* _What is expected_:
Write out the data below in full. Keep it exact.

(Dataset items)

<<<<

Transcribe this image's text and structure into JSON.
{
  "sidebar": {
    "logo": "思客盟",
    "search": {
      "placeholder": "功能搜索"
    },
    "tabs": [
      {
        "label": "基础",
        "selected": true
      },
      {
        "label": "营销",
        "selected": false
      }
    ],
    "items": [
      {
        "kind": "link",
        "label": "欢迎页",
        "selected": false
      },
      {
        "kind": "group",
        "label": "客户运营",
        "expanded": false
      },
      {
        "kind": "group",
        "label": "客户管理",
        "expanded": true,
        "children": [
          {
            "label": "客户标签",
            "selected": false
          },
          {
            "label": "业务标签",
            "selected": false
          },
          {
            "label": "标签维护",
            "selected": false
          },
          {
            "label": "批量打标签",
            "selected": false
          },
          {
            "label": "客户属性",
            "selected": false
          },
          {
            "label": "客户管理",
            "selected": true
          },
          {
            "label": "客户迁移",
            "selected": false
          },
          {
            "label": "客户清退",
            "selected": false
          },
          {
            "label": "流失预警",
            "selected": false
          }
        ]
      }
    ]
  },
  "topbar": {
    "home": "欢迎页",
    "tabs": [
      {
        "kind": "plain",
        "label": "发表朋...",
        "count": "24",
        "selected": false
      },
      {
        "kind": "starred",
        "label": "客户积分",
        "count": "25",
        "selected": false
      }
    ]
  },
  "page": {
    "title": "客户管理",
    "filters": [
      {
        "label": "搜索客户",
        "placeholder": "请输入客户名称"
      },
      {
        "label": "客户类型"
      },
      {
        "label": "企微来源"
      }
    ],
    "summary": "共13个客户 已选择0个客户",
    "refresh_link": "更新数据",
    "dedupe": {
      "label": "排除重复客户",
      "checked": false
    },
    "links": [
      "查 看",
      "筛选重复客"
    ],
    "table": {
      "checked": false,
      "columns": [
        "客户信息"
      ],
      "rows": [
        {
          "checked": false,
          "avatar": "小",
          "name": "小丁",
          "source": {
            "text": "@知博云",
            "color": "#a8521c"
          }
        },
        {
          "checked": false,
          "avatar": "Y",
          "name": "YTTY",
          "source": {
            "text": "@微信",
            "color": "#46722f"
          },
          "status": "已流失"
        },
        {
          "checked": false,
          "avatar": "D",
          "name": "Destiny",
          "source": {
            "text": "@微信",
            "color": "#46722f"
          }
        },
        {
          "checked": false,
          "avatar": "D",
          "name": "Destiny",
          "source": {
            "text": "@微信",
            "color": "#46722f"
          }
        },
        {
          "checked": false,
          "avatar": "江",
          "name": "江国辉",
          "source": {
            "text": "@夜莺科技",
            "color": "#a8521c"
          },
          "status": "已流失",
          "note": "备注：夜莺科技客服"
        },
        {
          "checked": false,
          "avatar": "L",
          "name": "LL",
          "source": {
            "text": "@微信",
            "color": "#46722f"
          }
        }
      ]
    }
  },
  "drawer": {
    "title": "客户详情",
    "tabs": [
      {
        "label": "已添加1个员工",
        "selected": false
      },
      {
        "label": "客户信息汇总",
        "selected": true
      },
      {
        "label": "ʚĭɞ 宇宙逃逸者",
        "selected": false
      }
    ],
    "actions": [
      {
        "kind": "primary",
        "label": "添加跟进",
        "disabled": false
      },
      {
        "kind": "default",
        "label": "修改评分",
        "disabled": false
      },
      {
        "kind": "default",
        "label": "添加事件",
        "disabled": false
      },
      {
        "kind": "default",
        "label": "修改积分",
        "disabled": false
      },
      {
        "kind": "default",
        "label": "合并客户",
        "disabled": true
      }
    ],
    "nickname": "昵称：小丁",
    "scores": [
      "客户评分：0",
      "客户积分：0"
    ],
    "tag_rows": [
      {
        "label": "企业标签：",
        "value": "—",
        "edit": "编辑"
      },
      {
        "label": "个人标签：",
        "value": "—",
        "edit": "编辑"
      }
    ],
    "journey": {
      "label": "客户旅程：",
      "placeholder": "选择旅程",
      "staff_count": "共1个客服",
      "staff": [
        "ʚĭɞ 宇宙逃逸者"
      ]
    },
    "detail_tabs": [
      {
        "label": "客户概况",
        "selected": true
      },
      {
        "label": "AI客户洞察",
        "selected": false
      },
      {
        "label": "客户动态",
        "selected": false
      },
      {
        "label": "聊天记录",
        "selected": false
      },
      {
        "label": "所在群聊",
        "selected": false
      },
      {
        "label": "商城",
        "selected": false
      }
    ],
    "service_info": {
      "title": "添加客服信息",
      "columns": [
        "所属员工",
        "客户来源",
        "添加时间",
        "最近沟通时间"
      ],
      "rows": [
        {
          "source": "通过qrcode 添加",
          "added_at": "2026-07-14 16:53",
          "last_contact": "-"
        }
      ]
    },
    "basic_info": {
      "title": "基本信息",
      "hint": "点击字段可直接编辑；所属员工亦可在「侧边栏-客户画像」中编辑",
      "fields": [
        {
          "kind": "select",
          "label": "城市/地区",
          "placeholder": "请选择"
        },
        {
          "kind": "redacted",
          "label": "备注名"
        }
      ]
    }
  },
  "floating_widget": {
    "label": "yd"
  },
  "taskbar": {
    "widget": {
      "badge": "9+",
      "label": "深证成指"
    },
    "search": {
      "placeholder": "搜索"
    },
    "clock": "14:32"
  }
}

>>>>

* _Completed exercise_:
Transcribe this image's text and structure into JSON.
{
  "sidebar": {
    "logo": "思客盟",
    "search": {
      "placeholder": "功能搜索"
    },
    "tabs": [
      {
        "label": "基础",
        "selected": true
      },
      {
        "label": "营销",
        "selected": false
      }
    ],
    "items": [
      {
        "kind": "link",
        "label": "欢迎页",
        "selected": false
      },
      {
        "kind": "group",
        "label": "客户运营",
        "expanded": false
      },
      {
        "kind": "group",
        "label": "客户管理",
        "expanded": true,
        "children": [
          {
            "label": "客户标签",
            "selected": false
          },
          {
            "label": "业务标签",
            "selected": false
          },
          {
            "label": "标签维护",
            "selected": false
          },
          {
            "label": "批量打标签",
            "selected": false
          },
          {
            "label": "客户属性",
            "selected": false
          },
          {
            "label": "客户管理",
            "selected": true
          },
          {
            "label": "客户迁移",
            "selected": false
          },
          {
            "label": "客户清退",
            "selected": false
          },
          {
            "label": "流失预警",
            "selected": false
          }
        ]
      }
    ]
  },
  "topbar": {
    "home": "欢迎页",
    "tabs": [
      {
        "kind": "plain",
        "label": "发表朋...",
        "count": "24",
        "selected": false
      },
      {
        "kind": "starred",
        "label": "客户积分",
        "count": "25",
        "selected": false
      }
    ]
  },
  "page": {
    "title": "客户管理",
    "filters": [
      {
        "label": "搜索客户",
        "placeholder": "请输入客户名称"
      },
      {
        "label": "客户类型"
      },
      {
        "label": "企微来源"
      }
    ],
    "summary": "共13个客户 已选择0个客户",
    "refresh_link": "更新数据",
    "dedupe": {
      "label": "排除重复客户",
      "checked": false
    },
    "links": [
      "查 看",
      "筛选重复客"
    ],
    "table": {
      "checked": false,
      "columns": [
        "客户信息"
      ],
      "rows": [
        {
          "checked": false,
          "avatar": "小",
          "name": "小丁",
          "source": {
            "text": "@知博云",
            "color": "#a8521c"
          }
        },
        {
          "checked": false,
          "avatar": "Y",
          "name": "YTTY",
          "source": {
            "text": "@微信",
            "color": "#46722f"
          },
          "status": "已流失"
        },
        {
          "checked": false,
          "avatar": "D",
          "name": "Destiny",
          "source": {
            "text": "@微信",
            "color": "#46722f"
          }
        },
        {
          "checked": false,
          "avatar": "D",
          "name": "Destiny",
          "source": {
            "text": "@微信",
            "color": "#46722f"
          }
        },
        {
          "checked": false,
          "avatar": "江",
          "name": "江国辉",
          "source": {
            "text": "@夜莺科技",
            "color": "#a8521c"
          },
          "status": "已流失",
          "note": "备注：夜莺科技客服"
        },
        {
          "checked": false,
          "avatar": "L",
          "name": "LL",
          "source": {
            "text": "@微信",
            "color": "#46722f"
          }
        }
      ]
    }
  },
  "drawer": {
    "title": "客户详情",
    "tabs": [
      {
        "label": "已添加1个员工",
        "selected": false
      },
      {
        "label": "客户信息汇总",
        "selected": true
      },
      {
        "label": "ʚĭɞ 宇宙逃逸者",
        "selected": false
      }
    ],
    "actions": [
      {
        "kind": "primary",
        "label": "添加跟进",
        "disabled": false
      },
      {
        "kind": "default",
        "label": "修改评分",
        "disabled": false
      },
      {
        "kind": "default",
        "label": "添加事件",
        "disabled": false
      },
      {
        "kind": "default",
        "label": "修改积分",
        "disabled": false
      },
      {
        "kind": "default",
        "label": "合并客户",
        "disabled": true
      }
    ],
    "nickname": "昵称：小丁",
    "scores": [
      "客户评分：0",
      "客户积分：0"
    ],
    "tag_rows": [
      {
        "label": "企业标签：",
        "value": "—",
        "edit": "编辑"
      },
      {
        "label": "个人标签：",
        "value": "—",
        "edit": "编辑"
      }
    ],
    "journey": {
      "label": "客户旅程：",
      "placeholder": "选择旅程",
      "staff_count": "共1个客服",
      "staff": [
        "ʚĭɞ 宇宙逃逸者"
      ]
    },
    "detail_tabs": [
      {
        "label": "客户概况",
        "selected": true
      },
      {
        "label": "AI客户洞察",
        "selected": false
      },
      {
        "label": "客户动态",
        "selected": false
      },
      {
        "label": "聊天记录",
        "selected": false
      },
      {
        "label": "所在群聊",
        "selected": false
      },
      {
        "label": "商城",
        "selected": false
      }
    ],
    "service_info": {
      "title": "添加客服信息",
      "columns": [
        "所属员工",
        "客户来源",
        "添加时间",
        "最近沟通时间"
      ],
      "rows": [
        {
          "source": "通过qrcode 添加",
          "added_at": "2026-07-14 16:53",
          "last_contact": "-"
        }
      ]
    },
    "basic_info": {
      "title": "基本信息",
      "hint": "点击字段可直接编辑；所属员工亦可在「侧边栏-客户画像」中编辑",
      "fields": [
        {
          "kind": "select",
          "label": "城市/地区",
          "placeholder": "请选择"
        },
        {
          "kind": "redacted",
          "label": "备注名"
        }
      ]
    }
  },
  "floating_widget": {
    "label": "yd"
  },
  "taskbar": {
    "widget": {
      "badge": "9+",
      "label": "深证成指"
    },
    "search": {
      "placeholder": "搜索"
    },
    "clock": "14:32"
  }
}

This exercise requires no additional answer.